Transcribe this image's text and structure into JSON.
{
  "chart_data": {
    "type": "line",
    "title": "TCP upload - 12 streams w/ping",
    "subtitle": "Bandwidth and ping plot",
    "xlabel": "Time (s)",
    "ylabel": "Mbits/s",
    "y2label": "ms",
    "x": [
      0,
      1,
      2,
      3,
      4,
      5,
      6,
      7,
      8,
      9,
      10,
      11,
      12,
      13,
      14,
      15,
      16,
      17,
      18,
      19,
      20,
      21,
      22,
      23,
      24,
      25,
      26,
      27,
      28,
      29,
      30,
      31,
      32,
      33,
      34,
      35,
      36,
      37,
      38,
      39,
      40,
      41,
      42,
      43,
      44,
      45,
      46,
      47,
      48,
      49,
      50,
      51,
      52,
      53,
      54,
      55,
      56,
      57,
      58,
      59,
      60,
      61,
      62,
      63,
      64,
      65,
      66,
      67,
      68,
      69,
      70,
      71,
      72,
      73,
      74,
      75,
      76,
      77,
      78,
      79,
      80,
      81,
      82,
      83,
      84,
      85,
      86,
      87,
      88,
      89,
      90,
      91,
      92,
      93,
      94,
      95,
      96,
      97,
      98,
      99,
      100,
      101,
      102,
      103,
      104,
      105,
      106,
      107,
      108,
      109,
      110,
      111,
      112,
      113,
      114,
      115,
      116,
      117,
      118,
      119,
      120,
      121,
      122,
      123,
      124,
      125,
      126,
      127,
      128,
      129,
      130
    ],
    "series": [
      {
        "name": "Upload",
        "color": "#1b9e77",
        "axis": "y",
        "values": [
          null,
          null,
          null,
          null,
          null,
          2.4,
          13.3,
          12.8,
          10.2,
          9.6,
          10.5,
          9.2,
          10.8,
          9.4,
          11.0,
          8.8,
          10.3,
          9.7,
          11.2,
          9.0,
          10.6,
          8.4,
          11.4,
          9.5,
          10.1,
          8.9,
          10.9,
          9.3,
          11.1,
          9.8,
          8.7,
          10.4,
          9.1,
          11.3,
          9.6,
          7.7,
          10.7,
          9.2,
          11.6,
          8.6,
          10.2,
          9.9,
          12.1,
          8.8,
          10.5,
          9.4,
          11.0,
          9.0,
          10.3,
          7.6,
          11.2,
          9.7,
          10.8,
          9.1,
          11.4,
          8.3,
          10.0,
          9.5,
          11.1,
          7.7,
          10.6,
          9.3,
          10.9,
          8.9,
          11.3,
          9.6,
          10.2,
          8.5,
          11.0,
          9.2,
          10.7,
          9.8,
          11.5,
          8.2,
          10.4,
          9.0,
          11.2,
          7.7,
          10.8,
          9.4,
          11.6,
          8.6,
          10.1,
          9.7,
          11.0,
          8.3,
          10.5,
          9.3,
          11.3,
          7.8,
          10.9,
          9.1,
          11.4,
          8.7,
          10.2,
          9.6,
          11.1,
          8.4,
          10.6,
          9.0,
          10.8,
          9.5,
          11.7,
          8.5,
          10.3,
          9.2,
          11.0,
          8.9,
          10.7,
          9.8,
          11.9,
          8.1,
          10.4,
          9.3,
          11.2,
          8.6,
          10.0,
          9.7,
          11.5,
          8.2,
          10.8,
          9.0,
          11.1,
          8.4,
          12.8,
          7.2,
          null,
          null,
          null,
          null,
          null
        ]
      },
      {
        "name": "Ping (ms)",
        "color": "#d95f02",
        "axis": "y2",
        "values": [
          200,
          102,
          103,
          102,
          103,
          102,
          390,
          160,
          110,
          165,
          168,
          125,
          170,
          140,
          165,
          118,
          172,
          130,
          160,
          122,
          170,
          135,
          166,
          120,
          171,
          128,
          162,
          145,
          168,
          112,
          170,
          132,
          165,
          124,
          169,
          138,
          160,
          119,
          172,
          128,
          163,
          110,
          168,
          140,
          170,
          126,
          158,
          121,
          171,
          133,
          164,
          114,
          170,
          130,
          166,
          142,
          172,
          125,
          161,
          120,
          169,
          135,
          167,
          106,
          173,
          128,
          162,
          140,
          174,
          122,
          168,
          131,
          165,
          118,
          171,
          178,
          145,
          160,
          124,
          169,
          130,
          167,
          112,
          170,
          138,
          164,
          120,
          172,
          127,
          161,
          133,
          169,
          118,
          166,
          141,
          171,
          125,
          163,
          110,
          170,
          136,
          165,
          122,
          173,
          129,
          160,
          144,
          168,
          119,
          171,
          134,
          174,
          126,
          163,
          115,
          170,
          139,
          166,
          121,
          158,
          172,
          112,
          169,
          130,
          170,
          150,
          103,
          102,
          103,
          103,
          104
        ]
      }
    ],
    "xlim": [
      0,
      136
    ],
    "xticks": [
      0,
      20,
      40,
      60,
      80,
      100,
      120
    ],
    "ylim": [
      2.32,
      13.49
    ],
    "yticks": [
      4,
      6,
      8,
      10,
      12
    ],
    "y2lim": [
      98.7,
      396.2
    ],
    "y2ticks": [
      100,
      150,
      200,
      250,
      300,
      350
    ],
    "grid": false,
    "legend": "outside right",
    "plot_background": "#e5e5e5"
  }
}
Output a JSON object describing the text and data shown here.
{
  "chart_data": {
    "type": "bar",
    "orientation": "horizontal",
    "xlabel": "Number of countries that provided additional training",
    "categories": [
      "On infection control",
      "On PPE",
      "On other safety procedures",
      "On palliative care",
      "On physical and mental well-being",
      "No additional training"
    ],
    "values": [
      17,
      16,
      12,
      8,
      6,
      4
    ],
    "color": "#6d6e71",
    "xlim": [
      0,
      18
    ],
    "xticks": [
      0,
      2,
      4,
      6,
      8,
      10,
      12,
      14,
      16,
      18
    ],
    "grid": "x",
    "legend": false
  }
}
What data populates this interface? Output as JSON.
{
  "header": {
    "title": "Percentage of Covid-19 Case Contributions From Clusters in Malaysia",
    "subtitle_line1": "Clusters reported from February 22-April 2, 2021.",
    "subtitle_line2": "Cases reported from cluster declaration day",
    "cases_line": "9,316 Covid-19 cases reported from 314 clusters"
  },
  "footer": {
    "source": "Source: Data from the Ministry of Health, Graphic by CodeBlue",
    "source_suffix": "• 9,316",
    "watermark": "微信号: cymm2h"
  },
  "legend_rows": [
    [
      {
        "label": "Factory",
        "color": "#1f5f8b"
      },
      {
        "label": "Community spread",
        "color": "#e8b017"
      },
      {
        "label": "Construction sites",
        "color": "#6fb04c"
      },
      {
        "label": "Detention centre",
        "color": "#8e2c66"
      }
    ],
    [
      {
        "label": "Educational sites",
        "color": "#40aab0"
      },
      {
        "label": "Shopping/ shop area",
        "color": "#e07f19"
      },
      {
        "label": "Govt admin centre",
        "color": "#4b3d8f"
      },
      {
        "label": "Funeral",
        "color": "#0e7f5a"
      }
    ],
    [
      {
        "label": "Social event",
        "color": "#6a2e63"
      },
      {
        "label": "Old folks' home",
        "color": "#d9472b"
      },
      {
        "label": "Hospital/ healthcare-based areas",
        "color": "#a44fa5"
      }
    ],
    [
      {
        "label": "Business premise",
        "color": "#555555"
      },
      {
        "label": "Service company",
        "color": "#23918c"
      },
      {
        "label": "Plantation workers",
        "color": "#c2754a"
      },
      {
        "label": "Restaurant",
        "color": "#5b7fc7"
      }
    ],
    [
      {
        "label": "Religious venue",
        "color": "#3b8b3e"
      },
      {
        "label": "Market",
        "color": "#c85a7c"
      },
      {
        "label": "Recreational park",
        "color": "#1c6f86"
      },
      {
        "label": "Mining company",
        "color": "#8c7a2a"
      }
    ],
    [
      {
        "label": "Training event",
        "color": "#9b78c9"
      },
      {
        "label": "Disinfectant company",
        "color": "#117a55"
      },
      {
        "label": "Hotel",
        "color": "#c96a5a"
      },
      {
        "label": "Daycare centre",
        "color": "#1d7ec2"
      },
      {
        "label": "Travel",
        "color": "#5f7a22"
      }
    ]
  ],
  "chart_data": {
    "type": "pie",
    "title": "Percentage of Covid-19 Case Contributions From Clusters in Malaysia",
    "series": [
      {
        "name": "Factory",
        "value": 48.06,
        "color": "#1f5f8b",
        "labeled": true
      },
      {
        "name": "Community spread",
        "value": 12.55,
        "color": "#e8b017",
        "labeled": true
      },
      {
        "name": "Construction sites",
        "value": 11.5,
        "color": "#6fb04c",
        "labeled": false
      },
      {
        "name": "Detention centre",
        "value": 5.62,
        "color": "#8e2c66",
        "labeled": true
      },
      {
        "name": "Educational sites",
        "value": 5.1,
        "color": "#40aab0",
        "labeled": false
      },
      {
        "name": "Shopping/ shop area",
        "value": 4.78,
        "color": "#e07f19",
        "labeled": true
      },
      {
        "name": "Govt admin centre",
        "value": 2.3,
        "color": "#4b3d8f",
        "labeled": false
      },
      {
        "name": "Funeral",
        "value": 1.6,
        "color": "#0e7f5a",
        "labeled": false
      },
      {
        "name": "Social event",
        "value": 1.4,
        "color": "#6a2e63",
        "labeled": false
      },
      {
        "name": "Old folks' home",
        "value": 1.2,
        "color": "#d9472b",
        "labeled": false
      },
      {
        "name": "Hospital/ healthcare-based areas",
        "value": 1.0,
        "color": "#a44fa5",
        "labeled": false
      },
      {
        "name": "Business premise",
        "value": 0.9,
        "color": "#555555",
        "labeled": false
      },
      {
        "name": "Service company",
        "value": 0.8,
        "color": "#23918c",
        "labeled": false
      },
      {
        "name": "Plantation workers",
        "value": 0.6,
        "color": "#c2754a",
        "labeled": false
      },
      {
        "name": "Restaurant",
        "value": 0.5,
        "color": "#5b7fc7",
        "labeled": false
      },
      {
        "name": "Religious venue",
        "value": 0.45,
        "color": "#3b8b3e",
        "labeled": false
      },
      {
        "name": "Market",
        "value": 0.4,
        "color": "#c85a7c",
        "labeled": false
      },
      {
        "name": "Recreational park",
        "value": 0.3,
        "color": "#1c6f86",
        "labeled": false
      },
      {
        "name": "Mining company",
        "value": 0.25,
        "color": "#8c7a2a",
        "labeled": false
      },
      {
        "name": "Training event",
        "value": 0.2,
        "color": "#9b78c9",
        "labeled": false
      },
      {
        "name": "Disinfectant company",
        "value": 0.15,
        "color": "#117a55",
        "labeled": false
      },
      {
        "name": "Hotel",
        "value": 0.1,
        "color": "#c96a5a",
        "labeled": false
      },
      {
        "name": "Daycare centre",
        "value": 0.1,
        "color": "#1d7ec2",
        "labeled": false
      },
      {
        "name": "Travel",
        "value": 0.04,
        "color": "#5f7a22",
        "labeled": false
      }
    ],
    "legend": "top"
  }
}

SHORT TASK
From the data above, gather every line that includes the word "workers".

ANSWER TO THE PROBLEM
        "label": "Plantation workers",
        "name": "Plantation workers",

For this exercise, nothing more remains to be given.